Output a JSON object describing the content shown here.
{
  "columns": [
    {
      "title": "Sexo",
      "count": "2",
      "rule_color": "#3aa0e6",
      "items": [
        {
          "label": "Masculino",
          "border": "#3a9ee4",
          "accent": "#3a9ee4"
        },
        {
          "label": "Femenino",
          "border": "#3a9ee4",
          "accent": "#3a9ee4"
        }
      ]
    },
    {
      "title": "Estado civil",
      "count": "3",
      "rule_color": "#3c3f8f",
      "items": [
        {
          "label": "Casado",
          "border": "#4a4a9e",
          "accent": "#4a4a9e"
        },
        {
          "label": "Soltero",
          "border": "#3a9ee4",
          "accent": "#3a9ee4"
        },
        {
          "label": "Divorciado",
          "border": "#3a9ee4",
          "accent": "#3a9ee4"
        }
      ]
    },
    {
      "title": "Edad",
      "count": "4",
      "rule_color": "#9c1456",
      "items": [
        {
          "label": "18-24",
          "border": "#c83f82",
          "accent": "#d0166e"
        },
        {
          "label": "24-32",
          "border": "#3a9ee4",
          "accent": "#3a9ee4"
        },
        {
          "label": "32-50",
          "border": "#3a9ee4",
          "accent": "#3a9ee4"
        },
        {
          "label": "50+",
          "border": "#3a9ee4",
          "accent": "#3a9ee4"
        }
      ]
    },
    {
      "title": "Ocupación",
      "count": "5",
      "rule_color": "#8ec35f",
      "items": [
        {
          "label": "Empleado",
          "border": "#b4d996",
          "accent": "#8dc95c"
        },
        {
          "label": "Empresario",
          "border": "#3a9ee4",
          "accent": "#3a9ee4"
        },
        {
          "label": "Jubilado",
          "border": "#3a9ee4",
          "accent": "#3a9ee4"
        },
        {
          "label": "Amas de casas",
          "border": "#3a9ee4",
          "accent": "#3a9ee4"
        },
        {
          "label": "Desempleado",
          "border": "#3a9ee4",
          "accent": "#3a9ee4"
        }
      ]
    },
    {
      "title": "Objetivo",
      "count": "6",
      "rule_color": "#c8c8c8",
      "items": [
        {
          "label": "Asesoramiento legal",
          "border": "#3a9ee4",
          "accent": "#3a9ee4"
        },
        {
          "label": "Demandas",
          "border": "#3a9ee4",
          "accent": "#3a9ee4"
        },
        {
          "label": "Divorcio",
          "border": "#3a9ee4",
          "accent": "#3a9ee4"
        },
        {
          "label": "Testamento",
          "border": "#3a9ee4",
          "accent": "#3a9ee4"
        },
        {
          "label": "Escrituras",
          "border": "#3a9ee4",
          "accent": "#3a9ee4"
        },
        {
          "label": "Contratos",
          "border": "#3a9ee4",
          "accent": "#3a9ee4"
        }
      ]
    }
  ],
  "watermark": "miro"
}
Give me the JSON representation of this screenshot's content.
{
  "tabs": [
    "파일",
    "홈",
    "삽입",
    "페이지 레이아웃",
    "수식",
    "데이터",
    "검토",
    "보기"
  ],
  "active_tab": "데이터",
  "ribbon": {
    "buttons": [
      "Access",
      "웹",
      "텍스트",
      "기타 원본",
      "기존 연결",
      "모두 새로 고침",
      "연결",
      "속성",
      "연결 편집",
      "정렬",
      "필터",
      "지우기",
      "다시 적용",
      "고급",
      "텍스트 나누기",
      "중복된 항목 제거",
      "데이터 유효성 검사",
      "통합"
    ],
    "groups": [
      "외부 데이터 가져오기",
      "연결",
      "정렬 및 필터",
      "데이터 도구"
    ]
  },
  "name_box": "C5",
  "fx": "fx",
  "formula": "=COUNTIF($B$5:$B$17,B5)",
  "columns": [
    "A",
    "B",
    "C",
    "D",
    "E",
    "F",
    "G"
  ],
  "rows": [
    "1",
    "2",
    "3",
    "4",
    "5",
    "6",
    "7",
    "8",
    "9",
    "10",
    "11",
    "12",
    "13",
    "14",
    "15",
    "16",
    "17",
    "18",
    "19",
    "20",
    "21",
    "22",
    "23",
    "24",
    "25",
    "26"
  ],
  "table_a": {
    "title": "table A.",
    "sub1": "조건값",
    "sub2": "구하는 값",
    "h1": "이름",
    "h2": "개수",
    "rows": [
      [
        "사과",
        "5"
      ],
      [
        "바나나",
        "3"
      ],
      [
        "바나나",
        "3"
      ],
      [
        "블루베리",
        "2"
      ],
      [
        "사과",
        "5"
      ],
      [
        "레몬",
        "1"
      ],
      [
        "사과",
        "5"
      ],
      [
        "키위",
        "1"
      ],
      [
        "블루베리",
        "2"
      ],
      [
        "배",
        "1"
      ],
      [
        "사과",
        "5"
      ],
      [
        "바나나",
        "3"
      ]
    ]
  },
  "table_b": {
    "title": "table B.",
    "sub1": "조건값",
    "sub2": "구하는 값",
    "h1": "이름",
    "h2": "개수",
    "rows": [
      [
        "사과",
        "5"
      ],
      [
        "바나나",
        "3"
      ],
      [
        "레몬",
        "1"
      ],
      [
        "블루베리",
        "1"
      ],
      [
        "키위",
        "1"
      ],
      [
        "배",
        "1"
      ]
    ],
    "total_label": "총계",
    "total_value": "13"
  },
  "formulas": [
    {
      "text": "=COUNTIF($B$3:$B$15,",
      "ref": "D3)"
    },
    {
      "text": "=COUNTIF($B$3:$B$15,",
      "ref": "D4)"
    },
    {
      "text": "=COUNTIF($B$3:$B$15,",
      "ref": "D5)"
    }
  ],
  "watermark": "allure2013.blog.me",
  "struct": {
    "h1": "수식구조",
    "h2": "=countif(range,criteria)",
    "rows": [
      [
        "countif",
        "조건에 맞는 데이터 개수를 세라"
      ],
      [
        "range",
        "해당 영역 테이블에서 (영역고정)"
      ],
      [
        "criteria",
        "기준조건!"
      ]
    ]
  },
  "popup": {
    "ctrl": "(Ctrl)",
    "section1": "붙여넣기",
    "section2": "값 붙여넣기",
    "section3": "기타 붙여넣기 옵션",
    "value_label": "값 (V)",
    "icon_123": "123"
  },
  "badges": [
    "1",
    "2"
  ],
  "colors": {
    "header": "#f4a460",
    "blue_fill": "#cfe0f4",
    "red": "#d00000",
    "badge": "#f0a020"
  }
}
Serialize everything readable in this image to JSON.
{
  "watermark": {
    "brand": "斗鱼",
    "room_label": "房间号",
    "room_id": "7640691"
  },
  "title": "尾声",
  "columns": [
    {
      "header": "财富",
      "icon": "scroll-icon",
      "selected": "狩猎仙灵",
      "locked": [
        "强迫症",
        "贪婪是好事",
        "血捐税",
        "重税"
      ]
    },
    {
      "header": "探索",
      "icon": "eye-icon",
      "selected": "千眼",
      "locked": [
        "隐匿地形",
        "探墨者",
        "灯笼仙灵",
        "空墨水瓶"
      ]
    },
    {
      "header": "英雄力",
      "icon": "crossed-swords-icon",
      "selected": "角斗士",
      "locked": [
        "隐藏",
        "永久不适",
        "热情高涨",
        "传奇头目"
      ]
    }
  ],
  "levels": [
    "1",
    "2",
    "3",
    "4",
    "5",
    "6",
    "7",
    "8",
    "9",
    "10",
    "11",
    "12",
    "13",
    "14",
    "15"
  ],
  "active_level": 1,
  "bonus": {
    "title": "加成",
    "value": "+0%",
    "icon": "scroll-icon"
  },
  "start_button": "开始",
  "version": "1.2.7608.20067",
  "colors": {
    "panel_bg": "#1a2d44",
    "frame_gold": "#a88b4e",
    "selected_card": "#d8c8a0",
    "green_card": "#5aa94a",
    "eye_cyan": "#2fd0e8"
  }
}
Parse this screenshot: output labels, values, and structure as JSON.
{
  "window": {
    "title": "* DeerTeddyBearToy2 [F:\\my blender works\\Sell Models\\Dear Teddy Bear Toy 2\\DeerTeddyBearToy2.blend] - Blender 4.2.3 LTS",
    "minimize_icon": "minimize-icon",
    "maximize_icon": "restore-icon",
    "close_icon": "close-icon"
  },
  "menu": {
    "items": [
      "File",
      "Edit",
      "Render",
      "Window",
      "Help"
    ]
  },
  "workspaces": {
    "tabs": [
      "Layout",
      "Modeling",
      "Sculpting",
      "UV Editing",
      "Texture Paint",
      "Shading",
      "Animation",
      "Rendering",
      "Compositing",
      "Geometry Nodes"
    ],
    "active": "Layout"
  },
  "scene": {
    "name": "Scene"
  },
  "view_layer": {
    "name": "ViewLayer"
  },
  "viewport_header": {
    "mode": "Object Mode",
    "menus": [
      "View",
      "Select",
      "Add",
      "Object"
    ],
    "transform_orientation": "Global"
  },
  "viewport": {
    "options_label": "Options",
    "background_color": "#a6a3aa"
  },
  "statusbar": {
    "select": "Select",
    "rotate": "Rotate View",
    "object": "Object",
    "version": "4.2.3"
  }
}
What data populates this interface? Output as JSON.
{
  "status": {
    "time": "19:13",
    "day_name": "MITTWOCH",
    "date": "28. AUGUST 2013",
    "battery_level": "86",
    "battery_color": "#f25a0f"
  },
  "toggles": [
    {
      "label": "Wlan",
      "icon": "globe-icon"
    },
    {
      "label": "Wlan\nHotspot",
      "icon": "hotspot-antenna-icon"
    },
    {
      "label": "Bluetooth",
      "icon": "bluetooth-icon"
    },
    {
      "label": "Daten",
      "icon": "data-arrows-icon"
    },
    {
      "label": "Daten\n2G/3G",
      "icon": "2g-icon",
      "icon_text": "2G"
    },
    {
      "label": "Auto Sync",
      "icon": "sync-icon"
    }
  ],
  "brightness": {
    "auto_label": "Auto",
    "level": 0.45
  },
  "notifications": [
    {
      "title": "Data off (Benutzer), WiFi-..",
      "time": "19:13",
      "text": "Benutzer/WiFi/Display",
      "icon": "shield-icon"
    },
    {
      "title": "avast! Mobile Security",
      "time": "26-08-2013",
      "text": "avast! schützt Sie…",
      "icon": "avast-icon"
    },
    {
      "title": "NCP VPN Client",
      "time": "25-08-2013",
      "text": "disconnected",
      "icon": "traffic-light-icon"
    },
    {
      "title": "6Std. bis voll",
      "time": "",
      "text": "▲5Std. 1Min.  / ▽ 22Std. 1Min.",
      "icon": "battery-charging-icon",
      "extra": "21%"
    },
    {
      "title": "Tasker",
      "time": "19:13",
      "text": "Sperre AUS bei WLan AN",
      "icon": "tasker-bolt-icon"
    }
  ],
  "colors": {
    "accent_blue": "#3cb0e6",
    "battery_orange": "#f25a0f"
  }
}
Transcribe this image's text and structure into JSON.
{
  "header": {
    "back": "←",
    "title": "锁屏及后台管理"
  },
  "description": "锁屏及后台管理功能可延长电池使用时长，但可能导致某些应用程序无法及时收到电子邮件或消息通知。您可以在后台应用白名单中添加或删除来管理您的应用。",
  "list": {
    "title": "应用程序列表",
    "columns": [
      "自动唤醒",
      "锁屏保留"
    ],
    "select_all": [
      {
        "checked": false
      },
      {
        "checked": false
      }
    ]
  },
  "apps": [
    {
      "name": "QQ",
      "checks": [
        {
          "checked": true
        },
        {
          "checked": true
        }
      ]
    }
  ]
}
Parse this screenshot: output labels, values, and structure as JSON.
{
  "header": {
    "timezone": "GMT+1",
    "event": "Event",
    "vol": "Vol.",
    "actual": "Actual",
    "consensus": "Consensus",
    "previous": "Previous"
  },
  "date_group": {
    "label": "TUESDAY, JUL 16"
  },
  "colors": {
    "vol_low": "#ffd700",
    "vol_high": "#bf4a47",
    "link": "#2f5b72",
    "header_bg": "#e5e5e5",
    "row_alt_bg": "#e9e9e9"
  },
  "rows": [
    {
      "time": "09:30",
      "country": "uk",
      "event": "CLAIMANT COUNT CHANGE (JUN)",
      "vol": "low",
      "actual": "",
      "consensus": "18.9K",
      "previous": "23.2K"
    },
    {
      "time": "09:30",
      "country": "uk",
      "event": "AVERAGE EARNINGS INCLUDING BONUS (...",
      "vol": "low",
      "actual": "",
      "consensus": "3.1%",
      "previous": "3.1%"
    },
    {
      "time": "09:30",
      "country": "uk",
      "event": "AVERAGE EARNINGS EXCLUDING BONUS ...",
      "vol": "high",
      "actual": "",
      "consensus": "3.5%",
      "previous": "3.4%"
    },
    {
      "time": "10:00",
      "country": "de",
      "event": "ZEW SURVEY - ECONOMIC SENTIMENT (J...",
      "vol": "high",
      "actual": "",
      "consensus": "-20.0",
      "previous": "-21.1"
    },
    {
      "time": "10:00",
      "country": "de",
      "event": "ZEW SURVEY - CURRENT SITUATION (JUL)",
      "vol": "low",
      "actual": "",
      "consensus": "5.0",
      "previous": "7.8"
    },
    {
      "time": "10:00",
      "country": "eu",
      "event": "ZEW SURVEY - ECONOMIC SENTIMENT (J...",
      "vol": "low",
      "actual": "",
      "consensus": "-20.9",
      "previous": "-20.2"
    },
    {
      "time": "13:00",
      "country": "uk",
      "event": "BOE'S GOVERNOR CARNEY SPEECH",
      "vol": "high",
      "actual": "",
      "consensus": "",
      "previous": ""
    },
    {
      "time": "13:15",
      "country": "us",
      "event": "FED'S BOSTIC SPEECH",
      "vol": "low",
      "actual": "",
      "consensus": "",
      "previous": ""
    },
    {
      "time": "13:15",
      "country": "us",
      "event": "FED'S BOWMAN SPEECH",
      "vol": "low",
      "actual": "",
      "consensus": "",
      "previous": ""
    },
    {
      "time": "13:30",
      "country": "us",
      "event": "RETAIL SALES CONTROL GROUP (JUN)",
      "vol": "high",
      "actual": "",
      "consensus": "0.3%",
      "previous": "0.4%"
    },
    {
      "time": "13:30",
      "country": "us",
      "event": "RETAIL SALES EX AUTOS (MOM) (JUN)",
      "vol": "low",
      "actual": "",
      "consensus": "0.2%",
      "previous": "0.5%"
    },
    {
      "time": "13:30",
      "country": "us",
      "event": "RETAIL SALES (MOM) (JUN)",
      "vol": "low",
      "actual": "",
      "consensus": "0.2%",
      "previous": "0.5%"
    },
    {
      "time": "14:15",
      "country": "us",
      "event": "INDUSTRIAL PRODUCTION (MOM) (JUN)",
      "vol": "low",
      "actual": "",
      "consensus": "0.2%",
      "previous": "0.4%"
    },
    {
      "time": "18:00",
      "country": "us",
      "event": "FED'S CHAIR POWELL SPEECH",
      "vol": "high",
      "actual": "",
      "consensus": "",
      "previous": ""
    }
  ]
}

▶ _EXERCISE DIRECTIONS_:
From the data above, show each line that contains "avast".

▶ _TASK OUTPUT_:
      "title": "avast! Mobile Security",
      "text": "avast! schützt Sie…",
      "icon": "avast-icon"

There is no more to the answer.